## Entries supplied
********************

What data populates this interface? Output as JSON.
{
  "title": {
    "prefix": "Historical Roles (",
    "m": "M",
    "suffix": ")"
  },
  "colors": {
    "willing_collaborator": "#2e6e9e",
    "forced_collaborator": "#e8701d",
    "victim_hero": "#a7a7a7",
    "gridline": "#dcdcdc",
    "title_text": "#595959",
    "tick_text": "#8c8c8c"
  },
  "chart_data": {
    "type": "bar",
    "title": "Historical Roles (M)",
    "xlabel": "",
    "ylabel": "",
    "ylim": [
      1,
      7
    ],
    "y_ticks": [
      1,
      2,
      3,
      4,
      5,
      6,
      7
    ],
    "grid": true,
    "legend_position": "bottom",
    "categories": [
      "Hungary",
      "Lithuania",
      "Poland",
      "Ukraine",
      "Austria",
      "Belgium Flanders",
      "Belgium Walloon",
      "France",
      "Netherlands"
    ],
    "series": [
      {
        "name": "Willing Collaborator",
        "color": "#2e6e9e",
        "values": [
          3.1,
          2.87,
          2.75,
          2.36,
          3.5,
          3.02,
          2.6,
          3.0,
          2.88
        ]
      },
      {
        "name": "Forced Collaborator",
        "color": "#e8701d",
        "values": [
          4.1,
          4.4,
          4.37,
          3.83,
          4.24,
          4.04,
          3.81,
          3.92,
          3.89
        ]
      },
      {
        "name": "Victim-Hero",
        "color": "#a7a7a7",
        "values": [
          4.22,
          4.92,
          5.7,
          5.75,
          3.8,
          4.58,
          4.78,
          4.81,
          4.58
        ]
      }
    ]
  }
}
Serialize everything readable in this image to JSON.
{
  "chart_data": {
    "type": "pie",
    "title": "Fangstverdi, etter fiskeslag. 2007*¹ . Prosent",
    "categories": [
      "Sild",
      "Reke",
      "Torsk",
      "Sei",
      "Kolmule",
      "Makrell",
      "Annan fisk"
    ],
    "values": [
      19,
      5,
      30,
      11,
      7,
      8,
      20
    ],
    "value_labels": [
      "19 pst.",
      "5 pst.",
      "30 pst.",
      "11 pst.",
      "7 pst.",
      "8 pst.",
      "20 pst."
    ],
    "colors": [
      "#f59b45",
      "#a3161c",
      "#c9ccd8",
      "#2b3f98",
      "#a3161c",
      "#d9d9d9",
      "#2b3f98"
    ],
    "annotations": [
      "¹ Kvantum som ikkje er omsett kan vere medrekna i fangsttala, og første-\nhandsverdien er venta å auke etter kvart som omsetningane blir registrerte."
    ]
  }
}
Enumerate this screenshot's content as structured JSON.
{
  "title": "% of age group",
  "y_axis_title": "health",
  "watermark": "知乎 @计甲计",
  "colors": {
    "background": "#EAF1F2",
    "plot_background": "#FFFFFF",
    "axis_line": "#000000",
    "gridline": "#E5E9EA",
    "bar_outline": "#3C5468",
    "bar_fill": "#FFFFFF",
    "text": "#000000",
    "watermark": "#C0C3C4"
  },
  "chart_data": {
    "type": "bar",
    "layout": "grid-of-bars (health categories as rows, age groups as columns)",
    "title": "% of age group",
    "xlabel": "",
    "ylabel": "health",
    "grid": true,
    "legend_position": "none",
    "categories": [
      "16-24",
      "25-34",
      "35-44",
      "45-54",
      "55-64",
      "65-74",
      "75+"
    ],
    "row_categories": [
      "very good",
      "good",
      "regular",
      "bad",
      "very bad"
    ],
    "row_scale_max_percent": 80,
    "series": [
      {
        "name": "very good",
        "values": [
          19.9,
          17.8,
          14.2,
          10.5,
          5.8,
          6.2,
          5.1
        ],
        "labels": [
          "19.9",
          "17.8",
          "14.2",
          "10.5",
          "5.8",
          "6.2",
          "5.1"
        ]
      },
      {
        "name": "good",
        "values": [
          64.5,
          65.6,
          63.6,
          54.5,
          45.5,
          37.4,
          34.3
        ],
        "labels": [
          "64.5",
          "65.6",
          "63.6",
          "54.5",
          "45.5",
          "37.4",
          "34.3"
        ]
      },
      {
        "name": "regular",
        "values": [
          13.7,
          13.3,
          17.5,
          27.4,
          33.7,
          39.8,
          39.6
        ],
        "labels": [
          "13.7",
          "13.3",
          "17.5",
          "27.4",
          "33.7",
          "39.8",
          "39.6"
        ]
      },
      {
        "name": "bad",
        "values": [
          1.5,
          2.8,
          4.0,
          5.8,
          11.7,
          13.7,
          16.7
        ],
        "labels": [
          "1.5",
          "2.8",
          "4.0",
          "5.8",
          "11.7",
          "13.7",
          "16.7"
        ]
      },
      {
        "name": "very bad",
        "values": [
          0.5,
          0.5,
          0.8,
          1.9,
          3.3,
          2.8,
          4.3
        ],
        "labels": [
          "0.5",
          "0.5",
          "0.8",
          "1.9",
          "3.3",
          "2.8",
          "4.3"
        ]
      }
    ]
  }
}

********************

## Instruction
Please give back all of the records exactly as written.

## In response
What data populates this interface? Output as JSON.
{
  "title": {
    "prefix": "Historical Roles (",
    "m": "M",
    "suffix": ")"
  },
  "colors": {
    "willing_collaborator": "#2e6e9e",
    "forced_collaborator": "#e8701d",
    "victim_hero": "#a7a7a7",
    "gridline": "#dcdcdc",
    "title_text": "#595959",
    "tick_text": "#8c8c8c"
  },
  "chart_data": {
    "type": "bar",
    "title": "Historical Roles (M)",
    "xlabel": "",
    "ylabel": "",
    "ylim": [
      1,
      7
    ],
    "y_ticks": [
      1,
      2,
      3,
      4,
      5,
      6,
      7
    ],
    "grid": true,
    "legend_position": "bottom",
    "categories": [
      "Hungary",
      "Lithuania",
      "Poland",
      "Ukraine",
      "Austria",
      "Belgium Flanders",
      "Belgium Walloon",
      "France",
      "Netherlands"
    ],
    "series": [
      {
        "name": "Willing Collaborator",
        "color": "#2e6e9e",
        "values": [
          3.1,
          2.87,
          2.75,
          2.36,
          3.5,
          3.02,
          2.6,
          3.0,
          2.88
        ]
      },
      {
        "name": "Forced Collaborator",
        "color": "#e8701d",
        "values": [
          4.1,
          4.4,
          4.37,
          3.83,
          4.24,
          4.04,
          3.81,
          3.92,
          3.89
        ]
      },
      {
        "name": "Victim-Hero",
        "color": "#a7a7a7",
        "values": [
          4.22,
          4.92,
          5.7,
          5.75,
          3.8,
          4.58,
          4.78,
          4.81,
          4.58
        ]
      }
    ]
  }
}
Serialize everything readable in this image to JSON.
{
  "chart_data": {
    "type": "pie",
    "title": "Fangstverdi, etter fiskeslag. 2007*¹ . Prosent",
    "categories": [
      "Sild",
      "Reke",
      "Torsk",
      "Sei",
      "Kolmule",
      "Makrell",
      "Annan fisk"
    ],
    "values": [
      19,
      5,
      30,
      11,
      7,
      8,
      20
    ],
    "value_labels": [
      "19 pst.",
      "5 pst.",
      "30 pst.",
      "11 pst.",
      "7 pst.",
      "8 pst.",
      "20 pst."
    ],
    "colors": [
      "#f59b45",
      "#a3161c",
      "#c9ccd8",
      "#2b3f98",
      "#a3161c",
      "#d9d9d9",
      "#2b3f98"
    ],
    "annotations": [
      "¹ Kvantum som ikkje er omsett kan vere medrekna i fangsttala, og første-\nhandsverdien er venta å auke etter kvart som omsetningane blir registrerte."
    ]
  }
}
Enumerate this screenshot's content as structured JSON.
{
  "title": "% of age group",
  "y_axis_title": "health",
  "watermark": "知乎 @计甲计",
  "colors": {
    "background": "#EAF1F2",
    "plot_background": "#FFFFFF",
    "axis_line": "#000000",
    "gridline": "#E5E9EA",
    "bar_outline": "#3C5468",
    "bar_fill": "#FFFFFF",
    "text": "#000000",
    "watermark": "#C0C3C4"
  },
  "chart_data": {
    "type": "bar",
    "layout": "grid-of-bars (health categories as rows, age groups as columns)",
    "title": "% of age group",
    "xlabel": "",
    "ylabel": "health",
    "grid": true,
    "legend_position": "none",
    "categories": [
      "16-24",
      "25-34",
      "35-44",
      "45-54",
      "55-64",
      "65-74",
      "75+"
    ],
    "row_categories": [
      "very good",
      "good",
      "regular",
      "bad",
      "very bad"
    ],
    "row_scale_max_percent": 80,
    "series": [
      {
        "name": "very good",
        "values": [
          19.9,
          17.8,
          14.2,
          10.5,
          5.8,
          6.2,
          5.1
        ],
        "labels": [
          "19.9",
          "17.8",
          "14.2",
          "10.5",
          "5.8",
          "6.2",
          "5.1"
        ]
      },
      {
        "name": "good",
        "values": [
          64.5,
          65.6,
          63.6,
          54.5,
          45.5,
          37.4,
          34.3
        ],
        "labels": [
          "64.5",
          "65.6",
          "63.6",
          "54.5",
          "45.5",
          "37.4",
          "34.3"
        ]
      },
      {
        "name": "regular",
        "values": [
          13.7,
          13.3,
          17.5,
          27.4,
          33.7,
          39.8,
          39.6
        ],
        "labels": [
          "13.7",
          "13.3",
          "17.5",
          "27.4",
          "33.7",
          "39.8",
          "39.6"
        ]
      },
      {
        "name": "bad",
        "values": [
          1.5,
          2.8,
          4.0,
          5.8,
          11.7,
          13.7,
          16.7
        ],
        "labels": [
          "1.5",
          "2.8",
          "4.0",
          "5.8",
          "11.7",
          "13.7",
          "16.7"
        ]
      },
      {
        "name": "very bad",
        "values": [
          0.5,
          0.5,
          0.8,
          1.9,
          3.3,
          2.8,
          4.3
        ],
        "labels": [
          "0.5",
          "0.5",
          "0.8",
          "1.9",
          "3.3",
          "2.8",
          "4.3"
        ]
      }
    ]
  }
}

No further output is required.